• REQUEST:
Rewrite the data below, swapping every "legend-swatch-icon" for "legend-color-icon" and leaving all else unchanged.

• DATA EXCERPTS:
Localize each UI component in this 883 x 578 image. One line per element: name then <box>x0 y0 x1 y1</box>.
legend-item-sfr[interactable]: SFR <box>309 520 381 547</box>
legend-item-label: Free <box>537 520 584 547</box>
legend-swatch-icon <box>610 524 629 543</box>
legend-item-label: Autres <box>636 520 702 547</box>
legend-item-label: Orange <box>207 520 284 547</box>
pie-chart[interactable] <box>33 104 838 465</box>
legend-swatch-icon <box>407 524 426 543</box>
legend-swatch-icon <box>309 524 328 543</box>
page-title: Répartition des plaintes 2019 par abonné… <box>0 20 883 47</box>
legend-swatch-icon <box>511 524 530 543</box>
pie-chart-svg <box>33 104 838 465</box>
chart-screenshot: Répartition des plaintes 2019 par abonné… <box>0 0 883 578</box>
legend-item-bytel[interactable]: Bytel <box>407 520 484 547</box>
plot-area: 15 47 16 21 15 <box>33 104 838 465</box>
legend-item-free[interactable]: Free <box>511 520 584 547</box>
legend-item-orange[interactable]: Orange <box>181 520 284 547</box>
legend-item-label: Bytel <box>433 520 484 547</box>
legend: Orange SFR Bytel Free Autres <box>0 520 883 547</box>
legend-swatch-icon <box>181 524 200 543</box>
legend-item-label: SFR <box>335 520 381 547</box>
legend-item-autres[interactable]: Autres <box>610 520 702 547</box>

• TASK SOLUTION:
Localize each UI component in this 883 x 578 image. One line per element: name then <box>x0 y0 x1 y1</box>.
legend-item-sfr[interactable]: SFR <box>309 520 381 547</box>
legend-item-label: Free <box>537 520 584 547</box>
legend-color-icon <box>610 524 629 543</box>
legend-item-label: Autres <box>636 520 702 547</box>
legend-item-label: Orange <box>207 520 284 547</box>
pie-chart[interactable] <box>33 104 838 465</box>
legend-color-icon <box>407 524 426 543</box>
legend-color-icon <box>309 524 328 543</box>
page-title: Répartition des plaintes 2019 par abonné… <box>0 20 883 47</box>
legend-color-icon <box>511 524 530 543</box>
pie-chart-svg <box>33 104 838 465</box>
chart-screenshot: Répartition des plaintes 2019 par abonné… <box>0 0 883 578</box>
legend-item-bytel[interactable]: Bytel <box>407 520 484 547</box>
plot-area: 15 47 16 21 15 <box>33 104 838 465</box>
legend-item-free[interactable]: Free <box>511 520 584 547</box>
legend-item-orange[interactable]: Orange <box>181 520 284 547</box>
legend-item-label: Bytel <box>433 520 484 547</box>
legend: Orange SFR Bytel Free Autres <box>0 520 883 547</box>
legend-color-icon <box>181 524 200 543</box>
legend-item-label: SFR <box>335 520 381 547</box>
legend-item-autres[interactable]: Autres <box>610 520 702 547</box>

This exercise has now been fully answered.